====== SOURCE TEXT ======

Mr. Roth’s diaries have just been published in book form — “The Great Depression: A Diary” — edited by his son Daniel, who worked in his father’s law practice for many years, and James Ledbetter, the editor of The Big Money, a financial site run by Slate. It is an eye-opening read, though not necessarily in the ways you might think.Notice how the worries of those at the upper end of society never change: worries over 'incipient' inflation, concerns about deficit spending, dislike of the President, dislike of unions, etc. And notice that the same corruption at the top -- banks playing fast and loose with the rules while bankers stuff their pockets -- applied back then as today.
Because it was written in the 1930s, Mr. Roth’s diary is not the kind of tell-all we’ve come to expect in this less restrained age. Although he mentions repeatedly the struggles of lawyers and other “professional men” during the depression — Mr. Roth always uses the lower-case “d” — he never shares how his family struggled through it, or how he was able to send his daughter to college in 1937. (Daniel Roth told me that his father, who died in 1978, later divulged that he had had a good life insurance policy, which he borrowed against to keep food on the table.)

====== GIVEN ENTRIES ======

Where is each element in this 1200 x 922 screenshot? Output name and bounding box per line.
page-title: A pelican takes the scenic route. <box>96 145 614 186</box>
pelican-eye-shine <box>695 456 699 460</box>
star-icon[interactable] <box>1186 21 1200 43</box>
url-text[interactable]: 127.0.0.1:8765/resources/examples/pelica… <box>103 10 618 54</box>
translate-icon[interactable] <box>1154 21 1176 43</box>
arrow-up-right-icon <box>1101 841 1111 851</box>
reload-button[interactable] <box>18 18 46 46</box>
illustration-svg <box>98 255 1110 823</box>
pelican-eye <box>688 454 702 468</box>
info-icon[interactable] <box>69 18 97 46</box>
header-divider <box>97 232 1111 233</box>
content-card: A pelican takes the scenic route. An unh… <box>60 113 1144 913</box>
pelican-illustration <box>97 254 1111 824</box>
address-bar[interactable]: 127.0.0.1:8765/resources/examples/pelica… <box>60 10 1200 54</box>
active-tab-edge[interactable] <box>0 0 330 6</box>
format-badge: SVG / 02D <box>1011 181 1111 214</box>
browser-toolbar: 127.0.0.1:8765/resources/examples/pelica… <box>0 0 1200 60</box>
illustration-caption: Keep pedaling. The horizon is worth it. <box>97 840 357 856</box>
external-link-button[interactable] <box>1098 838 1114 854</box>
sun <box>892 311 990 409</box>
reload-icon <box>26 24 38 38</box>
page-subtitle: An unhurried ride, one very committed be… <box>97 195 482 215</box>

======

### ACTIVITIES
• A. Translate this sentence from the passage on Mr. Roth's diaries into Spanish: "Because it was written in the 1930s, Mr. Roth’s diary is not the kind of tell-all we’ve come to expect in this less restrained age."
• B. Carry on the passage on Mr. Roth's diaries, starting after its final sentence.

### RESPONSES FOR EACH TASK
• A. Como fue escrito en la década de 1930, el diario del Sr. Roth no es el tipo de relato revelador que hemos llegado a esperar en esta época menos contenida.

• B.
Instead, every few days — or every few weeks during some stretches — Mr. Roth jotted down his thoughts and fears as the Depression deepened. “Banks are absolutely terrible in their insistence on payments of notes and mortgages,” he wrote in 1931. “It is the old story of lending you an umbrella when the sun is shining and then demanding it back when it rains.”
He recounts painful conversations with friends and acquaintances who had accumulated some wealth by speculating in the stock market, and then lost everything when stocks plummeted and they couldn’t meet margin calls. He is obsessed with the stock market; he is constantly noting the prices of the blue chips of his day, and his writing shows him to have the instincts of a good value investor, a term that hadn’t yet been invented. But, as he also constantly points out, he never has any money to invest, much to his chagrin.
Mr. Roth is horrified when the local banks fail (“I still cannot believe that the Dollar Bank — the Gibraltar of Youngstown — has closed its doors”) and points out that even after the banks reopen, customers aren’t allowed to withdraw more than a small fraction of their savings. He explains how entrepreneurs with money buy up people’s frozen passbook accounts for 50 cents on the dollar and how barter and scrip come to replace the money people no longer have.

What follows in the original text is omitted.